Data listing
## Begin
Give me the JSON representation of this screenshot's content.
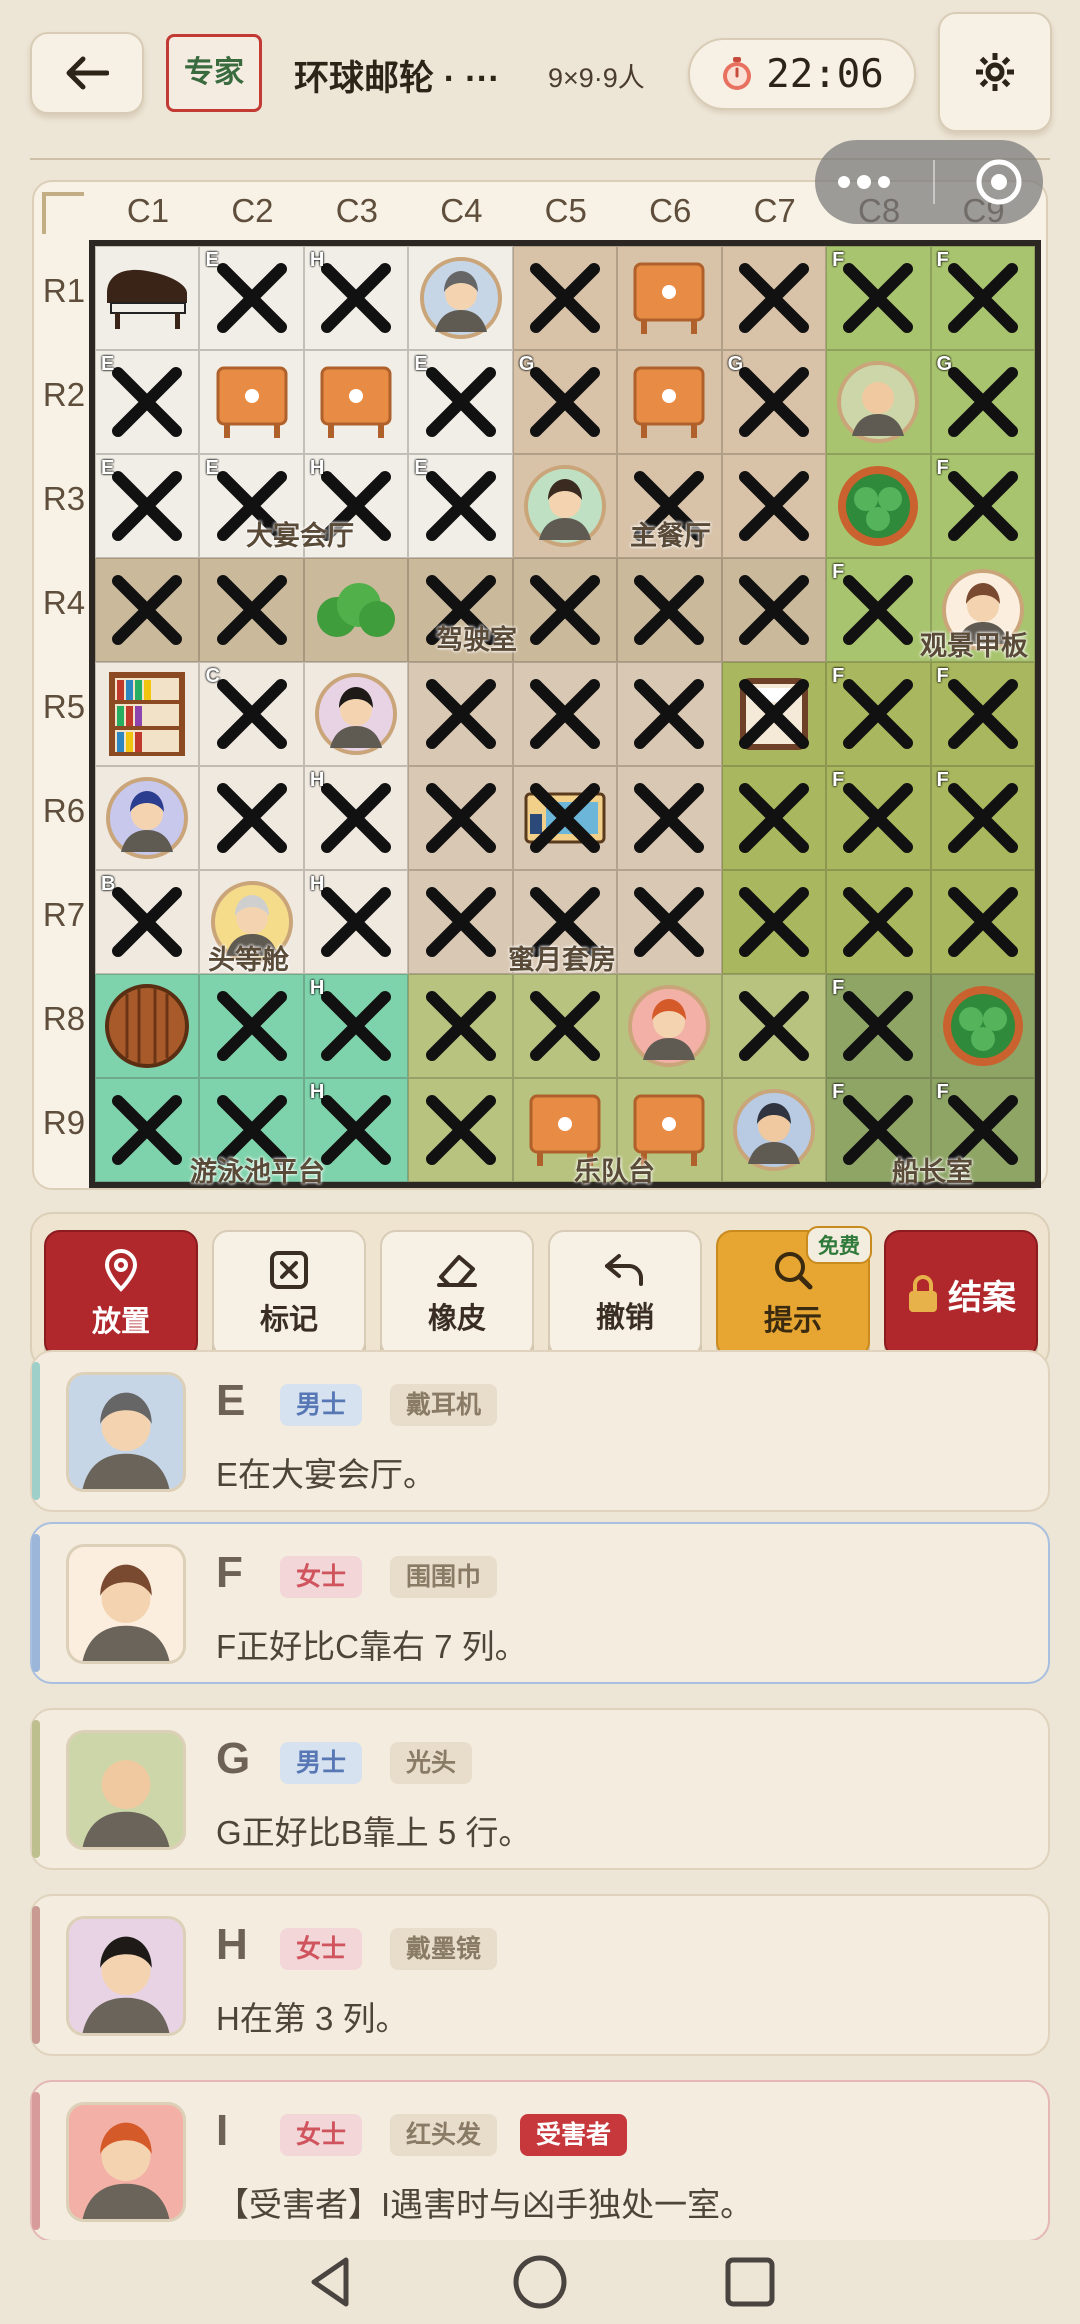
{
  "header": {
    "difficulty_badge": "专家",
    "title": "环球邮轮 · ···",
    "grid_size": "9×9·9人",
    "timer": "22:06"
  },
  "board": {
    "columns": [
      "C1",
      "C2",
      "C3",
      "C4",
      "C5",
      "C6",
      "C7",
      "C8",
      "C9"
    ],
    "rows": [
      "R1",
      "R2",
      "R3",
      "R4",
      "R5",
      "R6",
      "R7",
      "R8",
      "R9"
    ],
    "rooms": [
      "大宴会厅",
      "主餐厅",
      "驾驶室",
      "观景甲板",
      "蜜月套房",
      "头等舱",
      "游泳池平台",
      "乐队台",
      "船长室"
    ],
    "cell_tags": {
      "r1c2": "E",
      "r1c3": "H",
      "r1c8": "F",
      "r1c9": "F",
      "r2c1": "E",
      "r2c4": "E",
      "r2c5": "G",
      "r2c7": "G",
      "r2c9": "G",
      "r3c1": "E",
      "r3c2": "E",
      "r3c3": "H",
      "r3c4": "E",
      "r3c9": "F",
      "r4c8": "F",
      "r5c2": "C",
      "r5c8": "F",
      "r5c9": "F",
      "r6c3": "H",
      "r6c8": "F",
      "r6c9": "F",
      "r7c1": "B",
      "r7c3": "H",
      "r8c3": "H",
      "r8c8": "F",
      "r9c3": "H",
      "r9c8": "F",
      "r9c9": "F"
    }
  },
  "toolbar": {
    "place": "放置",
    "mark": "标记",
    "eraser": "橡皮",
    "undo": "撤销",
    "hint": "提示",
    "hint_badge": "免费",
    "close_case": "结案"
  },
  "clues": [
    {
      "letter": "E",
      "gender": "男士",
      "trait": "戴耳机",
      "text": "E在大宴会厅。"
    },
    {
      "letter": "F",
      "gender": "女士",
      "trait": "围围巾",
      "text": "F正好比C靠右 7 列。"
    },
    {
      "letter": "G",
      "gender": "男士",
      "trait": "光头",
      "text": "G正好比B靠上 5 行。"
    },
    {
      "letter": "H",
      "gender": "女士",
      "trait": "戴墨镜",
      "text": "H在第 3 列。"
    },
    {
      "letter": "I",
      "gender": "女士",
      "trait": "红头发",
      "victim": "受害者",
      "text": "【受害者】I遇害时与凶手独处一室。"
    }
  ],
  "colors": {
    "accent_red": "#b0282c",
    "hint_gold": "#e7a532",
    "background": "#ede5d6"
  }
}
## End
Task ▸ Gather up the lines that contain the word "text".

The output ▸
      "text": "E在大宴会厅。"
      "text": "F正好比C靠右 7 列。"
      "text": "G正好比B靠上 5 行。"
      "text": "H在第 3 列。"
      "text": "【受害者】I遇害时与凶手独处一室。"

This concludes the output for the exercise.